====== Data provided ======
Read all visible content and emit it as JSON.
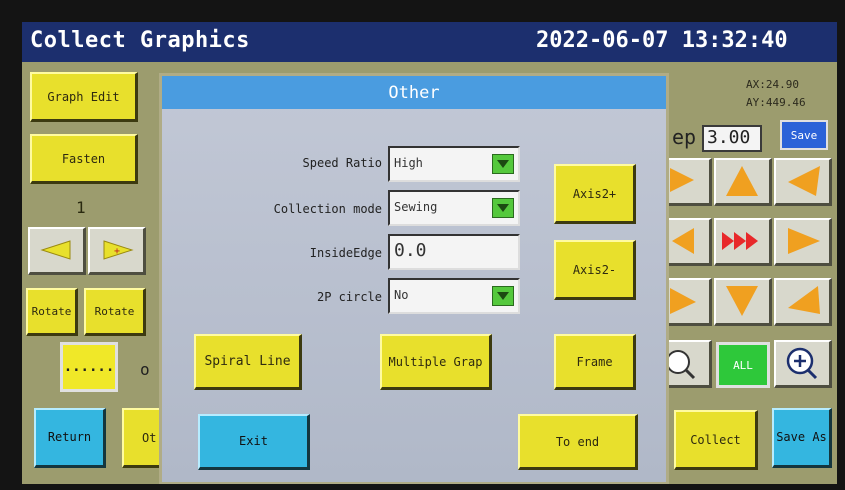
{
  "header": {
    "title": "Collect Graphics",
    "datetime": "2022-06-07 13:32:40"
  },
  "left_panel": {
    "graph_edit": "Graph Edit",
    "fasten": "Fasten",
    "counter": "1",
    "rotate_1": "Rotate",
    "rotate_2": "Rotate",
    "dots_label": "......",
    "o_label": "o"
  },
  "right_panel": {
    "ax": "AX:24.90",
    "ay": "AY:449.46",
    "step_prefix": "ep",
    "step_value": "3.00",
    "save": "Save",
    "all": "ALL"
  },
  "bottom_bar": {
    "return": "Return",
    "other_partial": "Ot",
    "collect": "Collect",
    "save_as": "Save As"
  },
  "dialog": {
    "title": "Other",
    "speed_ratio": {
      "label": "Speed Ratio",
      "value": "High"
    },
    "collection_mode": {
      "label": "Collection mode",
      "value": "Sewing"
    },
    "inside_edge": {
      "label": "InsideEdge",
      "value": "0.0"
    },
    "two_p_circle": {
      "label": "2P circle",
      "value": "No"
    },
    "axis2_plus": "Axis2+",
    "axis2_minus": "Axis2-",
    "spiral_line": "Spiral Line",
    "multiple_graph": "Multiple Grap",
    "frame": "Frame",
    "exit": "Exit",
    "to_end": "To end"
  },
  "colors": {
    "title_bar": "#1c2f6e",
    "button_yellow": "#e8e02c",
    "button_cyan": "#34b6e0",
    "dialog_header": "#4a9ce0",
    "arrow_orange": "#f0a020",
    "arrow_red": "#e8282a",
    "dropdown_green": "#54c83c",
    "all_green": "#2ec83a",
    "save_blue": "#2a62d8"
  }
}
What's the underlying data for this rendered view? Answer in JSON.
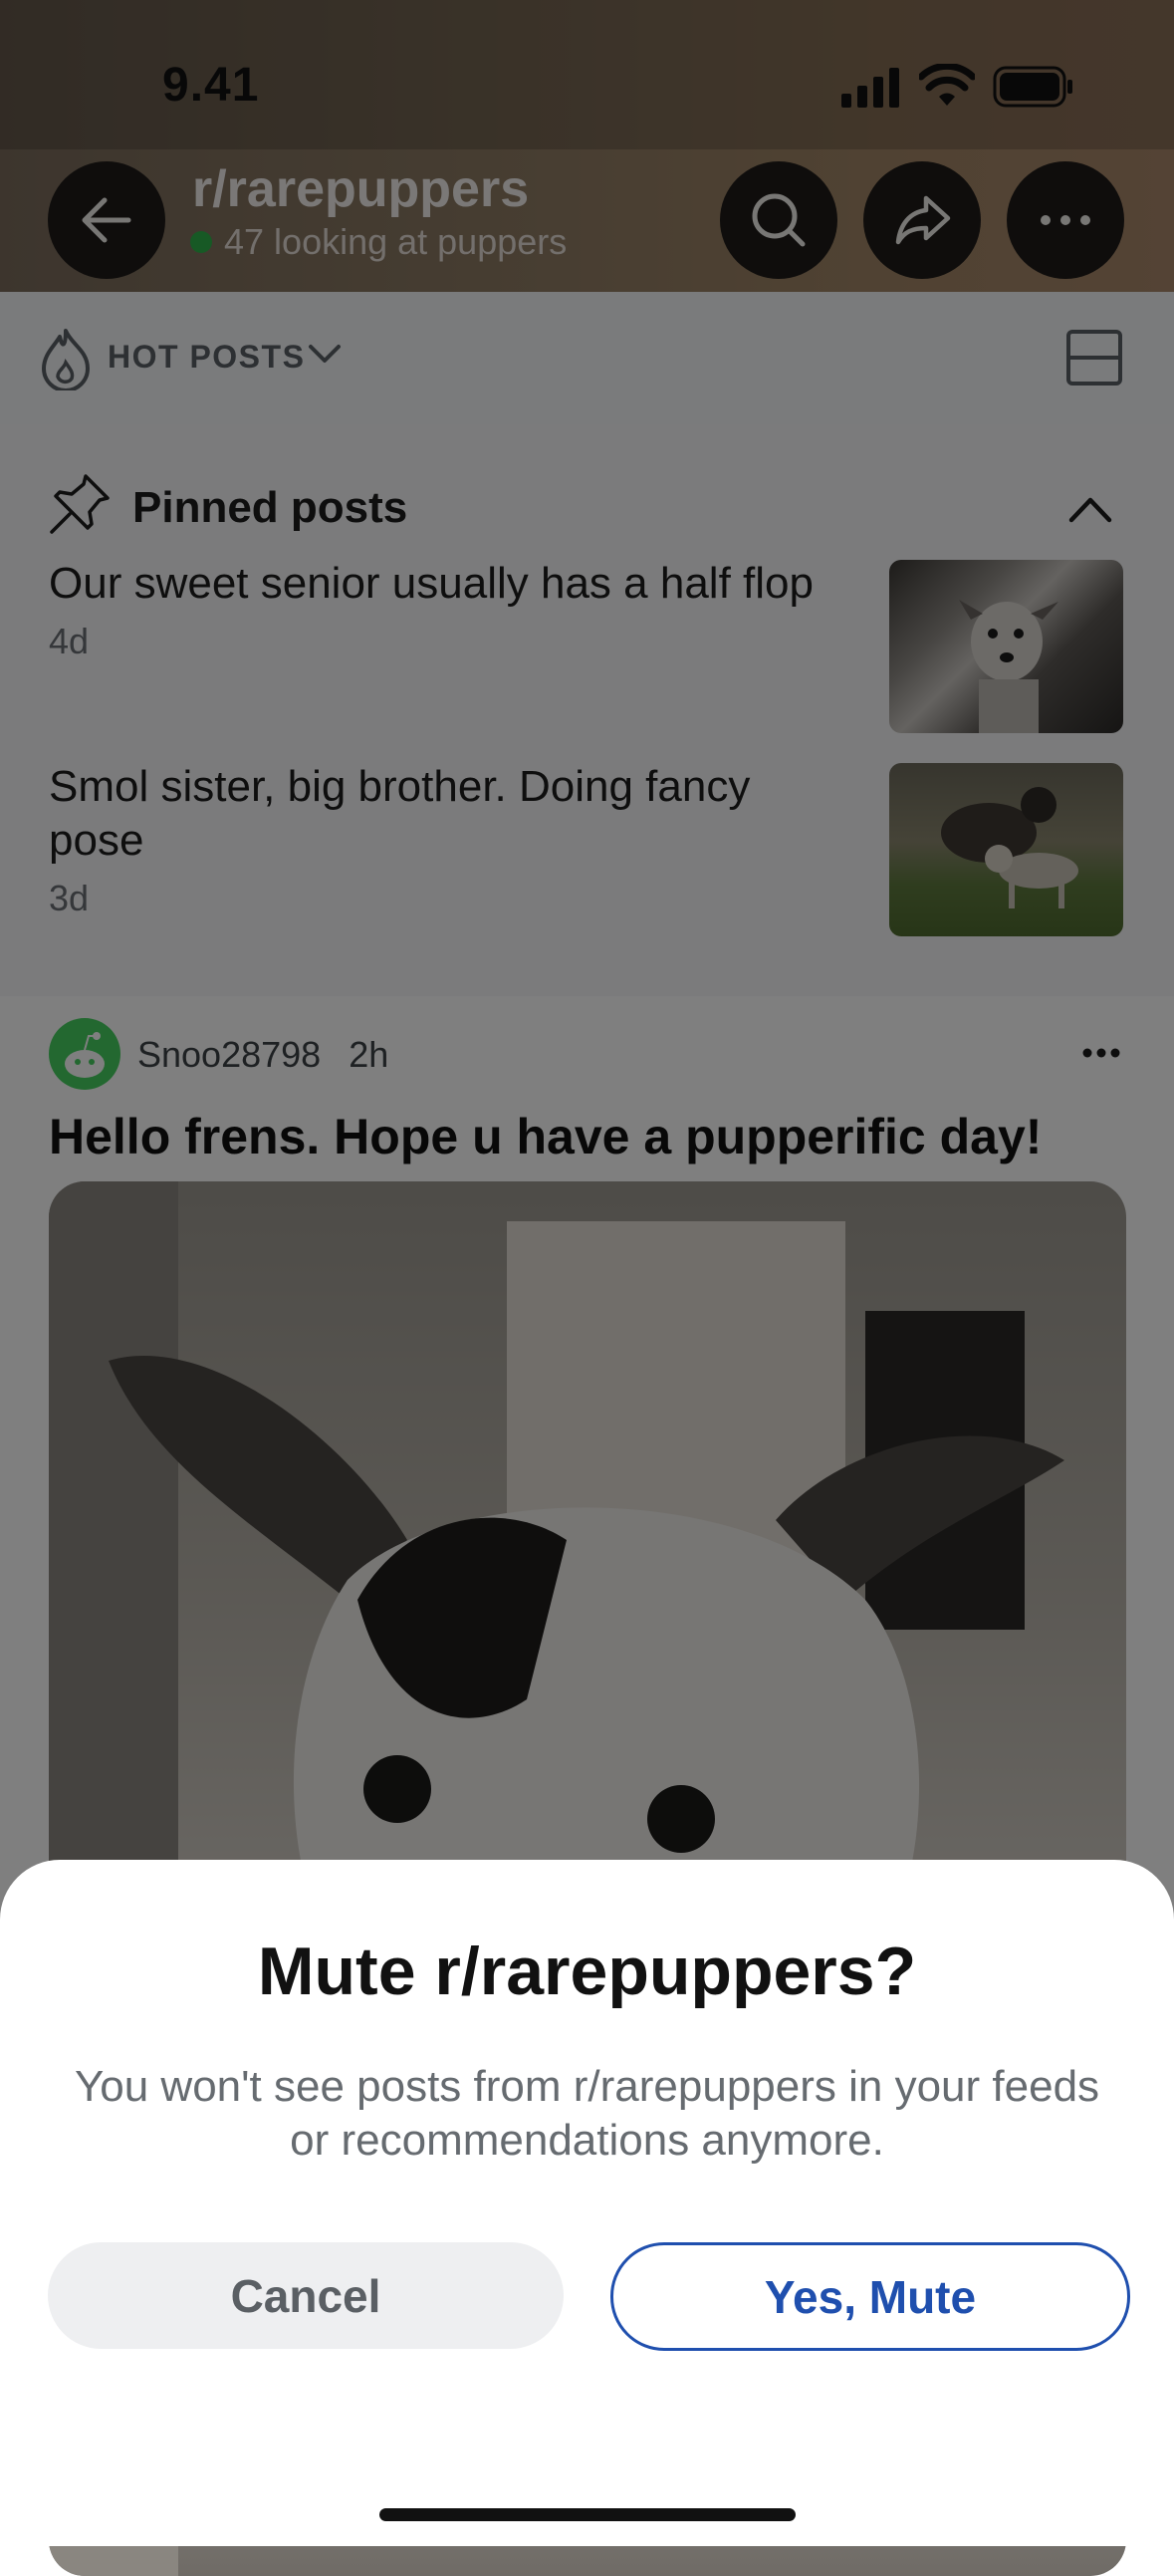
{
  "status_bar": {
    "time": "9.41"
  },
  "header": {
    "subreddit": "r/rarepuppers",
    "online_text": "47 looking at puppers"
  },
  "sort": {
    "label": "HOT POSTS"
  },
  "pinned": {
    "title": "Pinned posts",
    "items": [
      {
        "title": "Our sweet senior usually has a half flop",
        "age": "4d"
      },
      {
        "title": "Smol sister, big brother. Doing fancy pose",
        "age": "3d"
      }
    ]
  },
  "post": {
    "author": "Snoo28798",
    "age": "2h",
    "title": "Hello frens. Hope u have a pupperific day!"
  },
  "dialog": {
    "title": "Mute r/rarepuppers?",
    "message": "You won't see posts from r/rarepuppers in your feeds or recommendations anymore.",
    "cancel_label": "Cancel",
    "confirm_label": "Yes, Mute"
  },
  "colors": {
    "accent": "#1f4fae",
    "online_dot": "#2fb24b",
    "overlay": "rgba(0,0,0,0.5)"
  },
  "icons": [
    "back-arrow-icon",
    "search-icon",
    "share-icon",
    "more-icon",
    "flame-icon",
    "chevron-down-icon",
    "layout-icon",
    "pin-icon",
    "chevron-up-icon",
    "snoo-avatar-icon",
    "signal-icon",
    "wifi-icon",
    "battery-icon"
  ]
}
======
→ **Stated problem**
Starting at the line that holds "What's the underlying", copy each line exactly through the end of the listing, both ends included. Leave the pictures out.

→ **Solution**
What's the underlying data for this rendered view? Answer in JSON.
{
  "status_bar": {
    "time": "9.41"
  },
  "header": {
    "subreddit": "r/rarepuppers",
    "online_text": "47 looking at puppers"
  },
  "sort": {
    "label": "HOT POSTS"
  },
  "pinned": {
    "title": "Pinned posts",
    "items": [
      {
        "title": "Our sweet senior usually has a half flop",
        "age": "4d"
      },
      {
        "title": "Smol sister, big brother. Doing fancy pose",
        "age": "3d"
      }
    ]
  },
  "post": {
    "author": "Snoo28798",
    "age": "2h",
    "title": "Hello frens. Hope u have a pupperific day!"
  },
  "dialog": {
    "title": "Mute r/rarepuppers?",
    "message": "You won't see posts from r/rarepuppers in your feeds or recommendations anymore.",
    "cancel_label": "Cancel",
    "confirm_label": "Yes, Mute"
  },
  "colors": {
    "accent": "#1f4fae",
    "online_dot": "#2fb24b",
    "overlay": "rgba(0,0,0,0.5)"
  },
  "icons": [
    "back-arrow-icon",
    "search-icon",
    "share-icon",
    "more-icon",
    "flame-icon",
    "chevron-down-icon",
    "layout-icon",
    "pin-icon",
    "chevron-up-icon",
    "snoo-avatar-icon",
    "signal-icon",
    "wifi-icon",
    "battery-icon"
  ]
}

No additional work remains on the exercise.